* [Objective] For each line in the data below that holds "横山愛慈", return a copy.

[Rows from a dataset]
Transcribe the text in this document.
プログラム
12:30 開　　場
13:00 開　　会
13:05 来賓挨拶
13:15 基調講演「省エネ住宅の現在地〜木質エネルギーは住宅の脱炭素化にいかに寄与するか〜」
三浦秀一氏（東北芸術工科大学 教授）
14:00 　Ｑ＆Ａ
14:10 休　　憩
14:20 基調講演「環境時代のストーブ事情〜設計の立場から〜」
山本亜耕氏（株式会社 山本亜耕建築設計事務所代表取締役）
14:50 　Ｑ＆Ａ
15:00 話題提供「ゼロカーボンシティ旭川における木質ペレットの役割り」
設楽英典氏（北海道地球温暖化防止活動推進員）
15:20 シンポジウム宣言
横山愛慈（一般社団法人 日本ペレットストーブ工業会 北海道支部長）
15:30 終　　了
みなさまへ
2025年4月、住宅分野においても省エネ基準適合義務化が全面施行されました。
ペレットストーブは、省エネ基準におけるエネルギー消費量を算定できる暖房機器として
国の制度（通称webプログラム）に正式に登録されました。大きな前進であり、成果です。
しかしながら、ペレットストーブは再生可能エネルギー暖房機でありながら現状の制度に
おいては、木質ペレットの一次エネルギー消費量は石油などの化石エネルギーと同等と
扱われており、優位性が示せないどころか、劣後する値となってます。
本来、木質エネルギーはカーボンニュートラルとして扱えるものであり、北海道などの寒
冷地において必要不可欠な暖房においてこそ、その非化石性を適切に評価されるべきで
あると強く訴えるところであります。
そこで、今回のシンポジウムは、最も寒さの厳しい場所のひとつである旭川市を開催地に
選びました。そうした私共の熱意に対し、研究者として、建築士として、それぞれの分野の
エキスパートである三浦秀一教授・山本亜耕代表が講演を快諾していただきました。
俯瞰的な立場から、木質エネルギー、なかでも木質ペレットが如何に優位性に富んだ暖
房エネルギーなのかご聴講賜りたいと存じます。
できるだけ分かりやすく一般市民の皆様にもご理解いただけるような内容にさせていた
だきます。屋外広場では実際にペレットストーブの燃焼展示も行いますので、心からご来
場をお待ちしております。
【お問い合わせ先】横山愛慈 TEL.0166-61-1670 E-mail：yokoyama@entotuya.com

* [Answer to the exercise]
横山愛慈（一般社団法人 日本ペレットストーブ工業会 北海道支部長）
【お問い合わせ先】横山愛慈 TEL.0166-61-1670 E-mail：yokoyama@entotuya.com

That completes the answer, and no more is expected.